▶ Aim of the exercise
Extract all lines that hold "GNSS" from the records below.

▶ Supplied records
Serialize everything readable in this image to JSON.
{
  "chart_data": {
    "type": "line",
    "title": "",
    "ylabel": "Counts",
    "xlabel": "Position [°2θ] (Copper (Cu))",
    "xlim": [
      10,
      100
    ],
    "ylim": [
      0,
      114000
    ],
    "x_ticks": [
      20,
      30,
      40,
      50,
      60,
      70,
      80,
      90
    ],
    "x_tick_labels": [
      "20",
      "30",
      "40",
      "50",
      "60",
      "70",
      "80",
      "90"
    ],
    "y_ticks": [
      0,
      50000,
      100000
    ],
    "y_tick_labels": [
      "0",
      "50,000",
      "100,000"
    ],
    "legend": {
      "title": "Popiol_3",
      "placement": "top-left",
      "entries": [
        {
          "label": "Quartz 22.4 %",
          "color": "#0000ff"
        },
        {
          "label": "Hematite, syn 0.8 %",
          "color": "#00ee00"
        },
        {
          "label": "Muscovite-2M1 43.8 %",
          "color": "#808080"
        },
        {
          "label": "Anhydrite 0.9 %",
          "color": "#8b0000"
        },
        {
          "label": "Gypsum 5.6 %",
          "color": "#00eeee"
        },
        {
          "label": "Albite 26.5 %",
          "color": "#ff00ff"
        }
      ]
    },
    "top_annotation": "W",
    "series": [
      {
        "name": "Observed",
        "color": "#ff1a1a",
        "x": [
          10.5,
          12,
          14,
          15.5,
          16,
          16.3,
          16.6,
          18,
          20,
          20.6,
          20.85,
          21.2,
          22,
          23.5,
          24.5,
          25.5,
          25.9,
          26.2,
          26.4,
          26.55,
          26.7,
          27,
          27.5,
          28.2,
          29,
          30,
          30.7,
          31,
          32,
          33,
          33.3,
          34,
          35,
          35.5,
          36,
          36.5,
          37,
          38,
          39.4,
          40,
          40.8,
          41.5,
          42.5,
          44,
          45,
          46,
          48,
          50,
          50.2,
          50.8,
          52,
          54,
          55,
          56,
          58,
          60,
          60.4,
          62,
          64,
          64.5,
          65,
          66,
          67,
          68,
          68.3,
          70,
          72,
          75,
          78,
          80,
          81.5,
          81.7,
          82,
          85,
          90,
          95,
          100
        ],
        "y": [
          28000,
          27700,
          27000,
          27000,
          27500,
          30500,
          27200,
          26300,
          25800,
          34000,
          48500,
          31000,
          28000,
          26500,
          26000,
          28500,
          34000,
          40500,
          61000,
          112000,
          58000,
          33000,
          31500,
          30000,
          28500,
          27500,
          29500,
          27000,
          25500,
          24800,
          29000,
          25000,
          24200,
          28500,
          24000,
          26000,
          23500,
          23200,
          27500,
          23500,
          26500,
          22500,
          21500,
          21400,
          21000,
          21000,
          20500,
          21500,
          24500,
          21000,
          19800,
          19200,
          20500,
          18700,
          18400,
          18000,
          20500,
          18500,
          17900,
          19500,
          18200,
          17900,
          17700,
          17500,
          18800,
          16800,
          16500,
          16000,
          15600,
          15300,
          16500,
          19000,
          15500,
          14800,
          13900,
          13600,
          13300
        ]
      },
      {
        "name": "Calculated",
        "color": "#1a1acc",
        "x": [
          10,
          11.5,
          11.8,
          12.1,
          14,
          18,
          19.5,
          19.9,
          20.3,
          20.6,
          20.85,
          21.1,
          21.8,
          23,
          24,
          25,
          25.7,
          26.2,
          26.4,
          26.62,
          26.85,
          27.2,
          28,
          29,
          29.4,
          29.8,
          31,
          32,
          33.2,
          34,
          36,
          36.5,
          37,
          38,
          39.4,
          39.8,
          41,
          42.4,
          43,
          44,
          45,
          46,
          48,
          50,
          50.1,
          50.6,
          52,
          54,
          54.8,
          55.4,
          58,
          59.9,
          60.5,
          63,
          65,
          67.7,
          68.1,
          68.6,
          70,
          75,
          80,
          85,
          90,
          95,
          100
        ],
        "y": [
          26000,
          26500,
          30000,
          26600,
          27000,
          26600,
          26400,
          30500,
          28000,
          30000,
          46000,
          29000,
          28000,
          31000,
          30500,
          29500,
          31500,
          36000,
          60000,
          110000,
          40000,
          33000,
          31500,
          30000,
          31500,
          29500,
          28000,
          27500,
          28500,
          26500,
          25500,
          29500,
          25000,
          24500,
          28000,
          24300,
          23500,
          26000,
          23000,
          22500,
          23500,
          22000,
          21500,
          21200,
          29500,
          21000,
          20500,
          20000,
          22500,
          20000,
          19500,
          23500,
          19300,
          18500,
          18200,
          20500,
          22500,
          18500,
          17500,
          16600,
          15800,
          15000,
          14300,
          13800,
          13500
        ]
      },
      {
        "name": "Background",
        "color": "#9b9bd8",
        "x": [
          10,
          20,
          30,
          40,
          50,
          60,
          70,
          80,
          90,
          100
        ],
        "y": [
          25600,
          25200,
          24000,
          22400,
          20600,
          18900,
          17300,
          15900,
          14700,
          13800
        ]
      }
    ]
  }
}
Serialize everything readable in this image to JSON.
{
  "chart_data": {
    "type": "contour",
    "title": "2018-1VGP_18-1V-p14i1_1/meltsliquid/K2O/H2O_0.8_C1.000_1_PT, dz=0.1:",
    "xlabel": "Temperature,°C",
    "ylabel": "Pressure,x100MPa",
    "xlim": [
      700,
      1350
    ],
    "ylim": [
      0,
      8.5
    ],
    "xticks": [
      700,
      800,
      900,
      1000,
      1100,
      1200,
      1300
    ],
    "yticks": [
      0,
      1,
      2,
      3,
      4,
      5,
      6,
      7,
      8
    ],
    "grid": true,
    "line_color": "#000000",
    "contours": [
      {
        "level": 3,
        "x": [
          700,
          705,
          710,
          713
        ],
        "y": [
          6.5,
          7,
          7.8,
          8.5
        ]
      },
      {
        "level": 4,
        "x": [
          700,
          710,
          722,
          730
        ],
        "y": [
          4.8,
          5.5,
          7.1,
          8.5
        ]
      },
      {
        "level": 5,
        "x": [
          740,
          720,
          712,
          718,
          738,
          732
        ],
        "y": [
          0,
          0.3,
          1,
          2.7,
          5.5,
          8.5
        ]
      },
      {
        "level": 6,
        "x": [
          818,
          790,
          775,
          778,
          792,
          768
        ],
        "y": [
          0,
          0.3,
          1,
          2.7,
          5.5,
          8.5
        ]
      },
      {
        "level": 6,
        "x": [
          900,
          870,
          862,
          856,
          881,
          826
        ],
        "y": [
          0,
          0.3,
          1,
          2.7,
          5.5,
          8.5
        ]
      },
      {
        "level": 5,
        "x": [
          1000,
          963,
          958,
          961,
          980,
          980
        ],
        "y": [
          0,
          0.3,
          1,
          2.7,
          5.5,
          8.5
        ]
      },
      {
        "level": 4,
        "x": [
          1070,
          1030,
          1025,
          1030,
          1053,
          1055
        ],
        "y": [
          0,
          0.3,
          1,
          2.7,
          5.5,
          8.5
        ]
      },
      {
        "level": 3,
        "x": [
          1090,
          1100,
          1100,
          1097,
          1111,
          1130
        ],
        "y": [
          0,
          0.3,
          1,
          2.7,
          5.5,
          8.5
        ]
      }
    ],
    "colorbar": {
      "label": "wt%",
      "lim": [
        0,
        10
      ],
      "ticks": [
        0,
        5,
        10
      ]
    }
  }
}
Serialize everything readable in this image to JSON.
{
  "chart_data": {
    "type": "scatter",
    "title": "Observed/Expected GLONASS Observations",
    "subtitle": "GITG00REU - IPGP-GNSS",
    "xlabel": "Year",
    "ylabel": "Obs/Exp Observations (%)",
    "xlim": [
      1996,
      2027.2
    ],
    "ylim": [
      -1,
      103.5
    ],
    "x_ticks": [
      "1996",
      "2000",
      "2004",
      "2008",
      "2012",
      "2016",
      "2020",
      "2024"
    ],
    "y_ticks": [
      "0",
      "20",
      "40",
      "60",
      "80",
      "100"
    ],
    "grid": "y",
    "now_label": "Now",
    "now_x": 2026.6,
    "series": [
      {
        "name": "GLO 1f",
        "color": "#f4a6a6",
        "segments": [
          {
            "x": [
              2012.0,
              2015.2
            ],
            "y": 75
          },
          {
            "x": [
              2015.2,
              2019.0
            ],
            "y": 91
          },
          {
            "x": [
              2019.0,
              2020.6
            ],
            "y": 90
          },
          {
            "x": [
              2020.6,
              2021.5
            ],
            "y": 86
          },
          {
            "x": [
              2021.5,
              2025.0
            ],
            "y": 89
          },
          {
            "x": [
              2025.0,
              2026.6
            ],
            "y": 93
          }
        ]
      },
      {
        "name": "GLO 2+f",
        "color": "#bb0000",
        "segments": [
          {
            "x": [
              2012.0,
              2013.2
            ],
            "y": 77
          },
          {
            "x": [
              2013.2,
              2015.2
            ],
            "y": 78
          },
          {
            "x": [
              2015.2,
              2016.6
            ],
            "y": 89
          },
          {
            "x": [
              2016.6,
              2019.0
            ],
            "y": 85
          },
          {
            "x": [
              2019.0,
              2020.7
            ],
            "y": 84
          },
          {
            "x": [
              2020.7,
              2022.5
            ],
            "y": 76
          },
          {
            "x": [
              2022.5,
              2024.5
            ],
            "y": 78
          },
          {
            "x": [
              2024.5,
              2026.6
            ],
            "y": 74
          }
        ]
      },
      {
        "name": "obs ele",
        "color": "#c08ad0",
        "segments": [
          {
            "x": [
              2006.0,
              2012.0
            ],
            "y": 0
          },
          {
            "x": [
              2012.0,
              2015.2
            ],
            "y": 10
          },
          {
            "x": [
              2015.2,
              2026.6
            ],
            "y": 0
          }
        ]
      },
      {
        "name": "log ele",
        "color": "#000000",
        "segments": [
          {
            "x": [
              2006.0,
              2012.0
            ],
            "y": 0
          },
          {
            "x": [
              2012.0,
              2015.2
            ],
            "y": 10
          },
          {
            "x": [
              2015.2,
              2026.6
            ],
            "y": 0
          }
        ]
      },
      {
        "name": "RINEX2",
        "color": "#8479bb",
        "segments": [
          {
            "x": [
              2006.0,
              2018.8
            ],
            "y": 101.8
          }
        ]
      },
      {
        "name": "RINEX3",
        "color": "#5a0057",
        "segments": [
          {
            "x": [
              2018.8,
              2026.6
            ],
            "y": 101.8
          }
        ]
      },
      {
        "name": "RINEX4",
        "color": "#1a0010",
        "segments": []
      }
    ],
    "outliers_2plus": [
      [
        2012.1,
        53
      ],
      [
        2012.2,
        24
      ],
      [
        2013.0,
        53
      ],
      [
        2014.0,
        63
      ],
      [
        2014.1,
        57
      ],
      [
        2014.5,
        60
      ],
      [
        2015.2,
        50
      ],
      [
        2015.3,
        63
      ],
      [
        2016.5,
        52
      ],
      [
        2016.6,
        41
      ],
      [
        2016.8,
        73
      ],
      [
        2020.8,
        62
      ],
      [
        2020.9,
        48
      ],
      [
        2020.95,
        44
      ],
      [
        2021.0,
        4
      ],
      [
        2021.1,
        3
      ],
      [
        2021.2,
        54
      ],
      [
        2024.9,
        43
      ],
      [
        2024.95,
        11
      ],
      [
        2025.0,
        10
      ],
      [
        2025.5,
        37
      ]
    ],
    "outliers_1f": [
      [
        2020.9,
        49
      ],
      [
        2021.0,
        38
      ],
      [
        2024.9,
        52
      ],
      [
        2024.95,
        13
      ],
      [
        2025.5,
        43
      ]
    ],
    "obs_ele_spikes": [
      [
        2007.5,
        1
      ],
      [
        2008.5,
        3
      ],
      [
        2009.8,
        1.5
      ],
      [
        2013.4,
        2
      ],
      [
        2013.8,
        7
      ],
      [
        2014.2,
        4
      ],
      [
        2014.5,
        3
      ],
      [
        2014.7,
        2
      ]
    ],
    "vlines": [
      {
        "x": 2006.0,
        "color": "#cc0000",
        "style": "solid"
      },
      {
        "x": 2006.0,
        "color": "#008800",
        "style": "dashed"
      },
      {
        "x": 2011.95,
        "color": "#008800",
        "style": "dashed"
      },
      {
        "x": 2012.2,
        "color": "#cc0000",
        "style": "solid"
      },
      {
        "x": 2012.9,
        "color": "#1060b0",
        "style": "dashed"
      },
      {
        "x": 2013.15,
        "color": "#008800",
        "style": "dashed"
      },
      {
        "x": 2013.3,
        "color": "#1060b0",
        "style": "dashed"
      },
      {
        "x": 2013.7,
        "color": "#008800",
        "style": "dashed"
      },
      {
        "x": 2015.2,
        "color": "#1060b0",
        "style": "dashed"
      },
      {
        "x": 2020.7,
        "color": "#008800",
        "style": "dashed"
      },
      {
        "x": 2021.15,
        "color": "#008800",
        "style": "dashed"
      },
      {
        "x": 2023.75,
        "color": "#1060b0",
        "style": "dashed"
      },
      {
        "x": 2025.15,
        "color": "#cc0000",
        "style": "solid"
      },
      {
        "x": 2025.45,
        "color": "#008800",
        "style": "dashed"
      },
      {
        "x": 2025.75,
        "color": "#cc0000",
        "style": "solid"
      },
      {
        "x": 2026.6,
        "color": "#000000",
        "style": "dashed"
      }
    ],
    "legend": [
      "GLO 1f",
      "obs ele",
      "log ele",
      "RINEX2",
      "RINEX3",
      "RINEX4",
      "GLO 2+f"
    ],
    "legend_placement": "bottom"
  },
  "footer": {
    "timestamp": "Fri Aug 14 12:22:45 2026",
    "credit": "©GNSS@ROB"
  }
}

▶ Finished task
    "subtitle": "GITG00REU - IPGP-GNSS",
    "credit": "©GNSS@ROB"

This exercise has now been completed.